__Stated problem__.
Reproduce all entries verbatim, with nothing added or dropped.

__Provided records__.
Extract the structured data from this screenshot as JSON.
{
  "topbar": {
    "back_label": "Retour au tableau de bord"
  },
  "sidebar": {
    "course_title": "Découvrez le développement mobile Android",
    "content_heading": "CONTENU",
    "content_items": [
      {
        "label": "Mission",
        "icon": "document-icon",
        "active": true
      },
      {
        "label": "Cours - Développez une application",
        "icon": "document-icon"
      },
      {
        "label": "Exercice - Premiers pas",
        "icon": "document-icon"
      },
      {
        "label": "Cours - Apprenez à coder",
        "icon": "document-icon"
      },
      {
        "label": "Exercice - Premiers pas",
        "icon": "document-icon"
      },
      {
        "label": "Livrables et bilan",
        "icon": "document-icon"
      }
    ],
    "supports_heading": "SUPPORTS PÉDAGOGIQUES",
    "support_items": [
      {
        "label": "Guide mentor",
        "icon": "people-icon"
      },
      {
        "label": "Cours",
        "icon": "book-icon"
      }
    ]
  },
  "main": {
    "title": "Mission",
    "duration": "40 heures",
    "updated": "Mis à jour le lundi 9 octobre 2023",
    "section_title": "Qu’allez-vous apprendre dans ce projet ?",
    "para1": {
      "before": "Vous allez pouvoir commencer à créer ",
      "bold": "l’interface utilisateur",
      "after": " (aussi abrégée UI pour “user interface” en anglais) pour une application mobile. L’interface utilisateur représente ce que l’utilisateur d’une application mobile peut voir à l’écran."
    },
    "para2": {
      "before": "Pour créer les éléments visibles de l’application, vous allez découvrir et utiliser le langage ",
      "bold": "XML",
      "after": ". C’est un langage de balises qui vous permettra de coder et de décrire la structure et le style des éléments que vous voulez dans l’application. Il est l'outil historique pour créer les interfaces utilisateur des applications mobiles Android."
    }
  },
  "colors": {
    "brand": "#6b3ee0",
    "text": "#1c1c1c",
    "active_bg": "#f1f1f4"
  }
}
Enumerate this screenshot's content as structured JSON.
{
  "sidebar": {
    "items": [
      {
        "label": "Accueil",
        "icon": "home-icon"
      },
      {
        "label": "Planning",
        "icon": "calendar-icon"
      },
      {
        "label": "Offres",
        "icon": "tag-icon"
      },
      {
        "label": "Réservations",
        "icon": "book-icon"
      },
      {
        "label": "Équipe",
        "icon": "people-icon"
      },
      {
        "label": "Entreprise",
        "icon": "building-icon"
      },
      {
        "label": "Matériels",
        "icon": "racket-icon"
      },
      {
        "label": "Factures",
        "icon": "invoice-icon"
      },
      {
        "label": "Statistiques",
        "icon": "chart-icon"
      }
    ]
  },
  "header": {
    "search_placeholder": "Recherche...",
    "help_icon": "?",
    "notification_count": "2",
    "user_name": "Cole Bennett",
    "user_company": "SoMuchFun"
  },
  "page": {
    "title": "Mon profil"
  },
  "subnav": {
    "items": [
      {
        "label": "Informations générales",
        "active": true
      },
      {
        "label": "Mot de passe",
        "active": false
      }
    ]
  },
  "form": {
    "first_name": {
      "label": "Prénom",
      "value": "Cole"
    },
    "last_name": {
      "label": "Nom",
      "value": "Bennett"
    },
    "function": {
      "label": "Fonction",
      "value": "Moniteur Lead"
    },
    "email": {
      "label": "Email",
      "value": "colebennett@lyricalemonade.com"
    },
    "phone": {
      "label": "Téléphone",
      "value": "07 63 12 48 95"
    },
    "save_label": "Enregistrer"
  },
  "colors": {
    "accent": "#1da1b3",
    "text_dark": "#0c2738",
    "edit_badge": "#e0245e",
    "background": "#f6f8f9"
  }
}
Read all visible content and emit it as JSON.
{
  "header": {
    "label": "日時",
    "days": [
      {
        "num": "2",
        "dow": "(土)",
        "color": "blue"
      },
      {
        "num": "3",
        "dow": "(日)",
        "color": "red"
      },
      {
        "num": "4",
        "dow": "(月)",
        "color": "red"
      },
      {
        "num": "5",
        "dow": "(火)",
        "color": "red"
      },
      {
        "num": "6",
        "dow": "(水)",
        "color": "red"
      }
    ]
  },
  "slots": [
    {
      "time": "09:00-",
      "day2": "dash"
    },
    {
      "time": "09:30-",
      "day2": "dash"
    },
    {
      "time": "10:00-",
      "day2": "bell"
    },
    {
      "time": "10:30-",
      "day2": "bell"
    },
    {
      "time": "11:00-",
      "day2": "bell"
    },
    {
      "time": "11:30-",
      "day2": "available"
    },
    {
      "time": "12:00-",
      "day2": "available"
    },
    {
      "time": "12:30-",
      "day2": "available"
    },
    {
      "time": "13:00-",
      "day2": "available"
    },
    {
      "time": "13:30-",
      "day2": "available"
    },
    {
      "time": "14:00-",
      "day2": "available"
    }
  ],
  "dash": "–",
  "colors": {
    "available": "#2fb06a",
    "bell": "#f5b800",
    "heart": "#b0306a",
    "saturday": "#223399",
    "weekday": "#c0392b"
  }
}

__Reply to the task__.
Extract the structured data from this screenshot as JSON.
{
  "topbar": {
    "back_label": "Retour au tableau de bord"
  },
  "sidebar": {
    "course_title": "Découvrez le développement mobile Android",
    "content_heading": "CONTENU",
    "content_items": [
      {
        "label": "Mission",
        "icon": "document-icon",
        "active": true
      },
      {
        "label": "Cours - Développez une application",
        "icon": "document-icon"
      },
      {
        "label": "Exercice - Premiers pas",
        "icon": "document-icon"
      },
      {
        "label": "Cours - Apprenez à coder",
        "icon": "document-icon"
      },
      {
        "label": "Exercice - Premiers pas",
        "icon": "document-icon"
      },
      {
        "label": "Livrables et bilan",
        "icon": "document-icon"
      }
    ],
    "supports_heading": "SUPPORTS PÉDAGOGIQUES",
    "support_items": [
      {
        "label": "Guide mentor",
        "icon": "people-icon"
      },
      {
        "label": "Cours",
        "icon": "book-icon"
      }
    ]
  },
  "main": {
    "title": "Mission",
    "duration": "40 heures",
    "updated": "Mis à jour le lundi 9 octobre 2023",
    "section_title": "Qu’allez-vous apprendre dans ce projet ?",
    "para1": {
      "before": "Vous allez pouvoir commencer à créer ",
      "bold": "l’interface utilisateur",
      "after": " (aussi abrégée UI pour “user interface” en anglais) pour une application mobile. L’interface utilisateur représente ce que l’utilisateur d’une application mobile peut voir à l’écran."
    },
    "para2": {
      "before": "Pour créer les éléments visibles de l’application, vous allez découvrir et utiliser le langage ",
      "bold": "XML",
      "after": ". C’est un langage de balises qui vous permettra de coder et de décrire la structure et le style des éléments que vous voulez dans l’application. Il est l'outil historique pour créer les interfaces utilisateur des applications mobiles Android."
    }
  },
  "colors": {
    "brand": "#6b3ee0",
    "text": "#1c1c1c",
    "active_bg": "#f1f1f4"
  }
}
Enumerate this screenshot's content as structured JSON.
{
  "sidebar": {
    "items": [
      {
        "label": "Accueil",
        "icon": "home-icon"
      },
      {
        "label": "Planning",
        "icon": "calendar-icon"
      },
      {
        "label": "Offres",
        "icon": "tag-icon"
      },
      {
        "label": "Réservations",
        "icon": "book-icon"
      },
      {
        "label": "Équipe",
        "icon": "people-icon"
      },
      {
        "label": "Entreprise",
        "icon": "building-icon"
      },
      {
        "label": "Matériels",
        "icon": "racket-icon"
      },
      {
        "label": "Factures",
        "icon": "invoice-icon"
      },
      {
        "label": "Statistiques",
        "icon": "chart-icon"
      }
    ]
  },
  "header": {
    "search_placeholder": "Recherche...",
    "help_icon": "?",
    "notification_count": "2",
    "user_name": "Cole Bennett",
    "user_company": "SoMuchFun"
  },
  "page": {
    "title": "Mon profil"
  },
  "subnav": {
    "items": [
      {
        "label": "Informations générales",
        "active": true
      },
      {
        "label": "Mot de passe",
        "active": false
      }
    ]
  },
  "form": {
    "first_name": {
      "label": "Prénom",
      "value": "Cole"
    },
    "last_name": {
      "label": "Nom",
      "value": "Bennett"
    },
    "function": {
      "label": "Fonction",
      "value": "Moniteur Lead"
    },
    "email": {
      "label": "Email",
      "value": "colebennett@lyricalemonade.com"
    },
    "phone": {
      "label": "Téléphone",
      "value": "07 63 12 48 95"
    },
    "save_label": "Enregistrer"
  },
  "colors": {
    "accent": "#1da1b3",
    "text_dark": "#0c2738",
    "edit_badge": "#e0245e",
    "background": "#f6f8f9"
  }
}
Read all visible content and emit it as JSON.
{
  "header": {
    "label": "日時",
    "days": [
      {
        "num": "2",
        "dow": "(土)",
        "color": "blue"
      },
      {
        "num": "3",
        "dow": "(日)",
        "color": "red"
      },
      {
        "num": "4",
        "dow": "(月)",
        "color": "red"
      },
      {
        "num": "5",
        "dow": "(火)",
        "color": "red"
      },
      {
        "num": "6",
        "dow": "(水)",
        "color": "red"
      }
    ]
  },
  "slots": [
    {
      "time": "09:00-",
      "day2": "dash"
    },
    {
      "time": "09:30-",
      "day2": "dash"
    },
    {
      "time": "10:00-",
      "day2": "bell"
    },
    {
      "time": "10:30-",
      "day2": "bell"
    },
    {
      "time": "11:00-",
      "day2": "bell"
    },
    {
      "time": "11:30-",
      "day2": "available"
    },
    {
      "time": "12:00-",
      "day2": "available"
    },
    {
      "time": "12:30-",
      "day2": "available"
    },
    {
      "time": "13:00-",
      "day2": "available"
    },
    {
      "time": "13:30-",
      "day2": "available"
    },
    {
      "time": "14:00-",
      "day2": "available"
    }
  ],
  "dash": "–",
  "colors": {
    "available": "#2fb06a",
    "bell": "#f5b800",
    "heart": "#b0306a",
    "saturday": "#223399",
    "weekday": "#c0392b"
  }
}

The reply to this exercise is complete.